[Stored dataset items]
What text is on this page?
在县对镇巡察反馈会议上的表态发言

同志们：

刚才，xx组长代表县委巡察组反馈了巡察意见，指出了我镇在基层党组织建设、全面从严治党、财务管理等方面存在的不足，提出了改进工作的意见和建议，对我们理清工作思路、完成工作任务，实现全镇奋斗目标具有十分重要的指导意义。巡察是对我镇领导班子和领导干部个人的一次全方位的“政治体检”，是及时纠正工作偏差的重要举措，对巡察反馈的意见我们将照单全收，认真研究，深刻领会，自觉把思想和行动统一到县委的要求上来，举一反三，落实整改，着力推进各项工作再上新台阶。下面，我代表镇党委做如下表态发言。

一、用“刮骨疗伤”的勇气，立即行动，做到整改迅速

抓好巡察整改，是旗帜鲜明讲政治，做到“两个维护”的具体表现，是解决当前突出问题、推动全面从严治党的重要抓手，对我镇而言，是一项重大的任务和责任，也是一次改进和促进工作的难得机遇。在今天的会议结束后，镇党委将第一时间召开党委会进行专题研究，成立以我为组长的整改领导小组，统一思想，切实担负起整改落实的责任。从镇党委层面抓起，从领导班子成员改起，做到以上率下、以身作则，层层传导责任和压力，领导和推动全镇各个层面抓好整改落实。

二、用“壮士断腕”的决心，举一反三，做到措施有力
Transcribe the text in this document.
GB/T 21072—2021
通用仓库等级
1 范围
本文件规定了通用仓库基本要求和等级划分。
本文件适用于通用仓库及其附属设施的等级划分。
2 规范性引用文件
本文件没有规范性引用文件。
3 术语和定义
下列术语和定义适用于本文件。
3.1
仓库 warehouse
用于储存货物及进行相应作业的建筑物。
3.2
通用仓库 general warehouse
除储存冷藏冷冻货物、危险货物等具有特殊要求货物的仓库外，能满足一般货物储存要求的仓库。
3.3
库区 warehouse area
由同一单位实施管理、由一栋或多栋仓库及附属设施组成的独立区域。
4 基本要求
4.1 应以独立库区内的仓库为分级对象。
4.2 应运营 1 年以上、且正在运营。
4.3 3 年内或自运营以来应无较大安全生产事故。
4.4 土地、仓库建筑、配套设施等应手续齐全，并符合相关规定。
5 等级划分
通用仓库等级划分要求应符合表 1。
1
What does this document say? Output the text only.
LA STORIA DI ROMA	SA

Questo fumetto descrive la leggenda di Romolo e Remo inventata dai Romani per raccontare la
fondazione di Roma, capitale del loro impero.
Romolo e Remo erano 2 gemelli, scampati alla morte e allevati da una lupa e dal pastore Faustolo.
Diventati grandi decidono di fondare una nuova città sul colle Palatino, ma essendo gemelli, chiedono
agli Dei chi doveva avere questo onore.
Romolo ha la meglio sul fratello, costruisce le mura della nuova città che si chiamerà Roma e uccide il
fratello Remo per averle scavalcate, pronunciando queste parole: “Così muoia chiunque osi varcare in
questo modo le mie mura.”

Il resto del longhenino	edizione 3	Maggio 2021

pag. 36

__PROBLEM__. Print again each line of the listing above, exactly as it appears.

__OUTPUT FOR THIS EXERCISE__.
What text is on this page?
在县对镇巡察反馈会议上的表态发言

同志们：

刚才，xx组长代表县委巡察组反馈了巡察意见，指出了我镇在基层党组织建设、全面从严治党、财务管理等方面存在的不足，提出了改进工作的意见和建议，对我们理清工作思路、完成工作任务，实现全镇奋斗目标具有十分重要的指导意义。巡察是对我镇领导班子和领导干部个人的一次全方位的“政治体检”，是及时纠正工作偏差的重要举措，对巡察反馈的意见我们将照单全收，认真研究，深刻领会，自觉把思想和行动统一到县委的要求上来，举一反三，落实整改，着力推进各项工作再上新台阶。下面，我代表镇党委做如下表态发言。

一、用“刮骨疗伤”的勇气，立即行动，做到整改迅速

抓好巡察整改，是旗帜鲜明讲政治，做到“两个维护”的具体表现，是解决当前突出问题、推动全面从严治党的重要抓手，对我镇而言，是一项重大的任务和责任，也是一次改进和促进工作的难得机遇。在今天的会议结束后，镇党委将第一时间召开党委会进行专题研究，成立以我为组长的整改领导小组，统一思想，切实担负起整改落实的责任。从镇党委层面抓起，从领导班子成员改起，做到以上率下、以身作则，层层传导责任和压力，领导和推动全镇各个层面抓好整改落实。

二、用“壮士断腕”的决心，举一反三，做到措施有力
Transcribe the text in this document.
GB/T 21072—2021
通用仓库等级
1 范围
本文件规定了通用仓库基本要求和等级划分。
本文件适用于通用仓库及其附属设施的等级划分。
2 规范性引用文件
本文件没有规范性引用文件。
3 术语和定义
下列术语和定义适用于本文件。
3.1
仓库 warehouse
用于储存货物及进行相应作业的建筑物。
3.2
通用仓库 general warehouse
除储存冷藏冷冻货物、危险货物等具有特殊要求货物的仓库外，能满足一般货物储存要求的仓库。
3.3
库区 warehouse area
由同一单位实施管理、由一栋或多栋仓库及附属设施组成的独立区域。
4 基本要求
4.1 应以独立库区内的仓库为分级对象。
4.2 应运营 1 年以上、且正在运营。
4.3 3 年内或自运营以来应无较大安全生产事故。
4.4 土地、仓库建筑、配套设施等应手续齐全，并符合相关规定。
5 等级划分
通用仓库等级划分要求应符合表 1。
1
What does this document say? Output the text only.
LA STORIA DI ROMA	SA

Questo fumetto descrive la leggenda di Romolo e Remo inventata dai Romani per raccontare la
fondazione di Roma, capitale del loro impero.
Romolo e Remo erano 2 gemelli, scampati alla morte e allevati da una lupa e dal pastore Faustolo.
Diventati grandi decidono di fondare una nuova città sul colle Palatino, ma essendo gemelli, chiedono
agli Dei chi doveva avere questo onore.
Romolo ha la meglio sul fratello, costruisce le mura della nuova città che si chiamerà Roma e uccide il
fratello Remo per averle scavalcate, pronunciando queste parole: “Così muoia chiunque osi varcare in
questo modo le mie mura.”

Il resto del longhenino	edizione 3	Maggio 2021

pag. 36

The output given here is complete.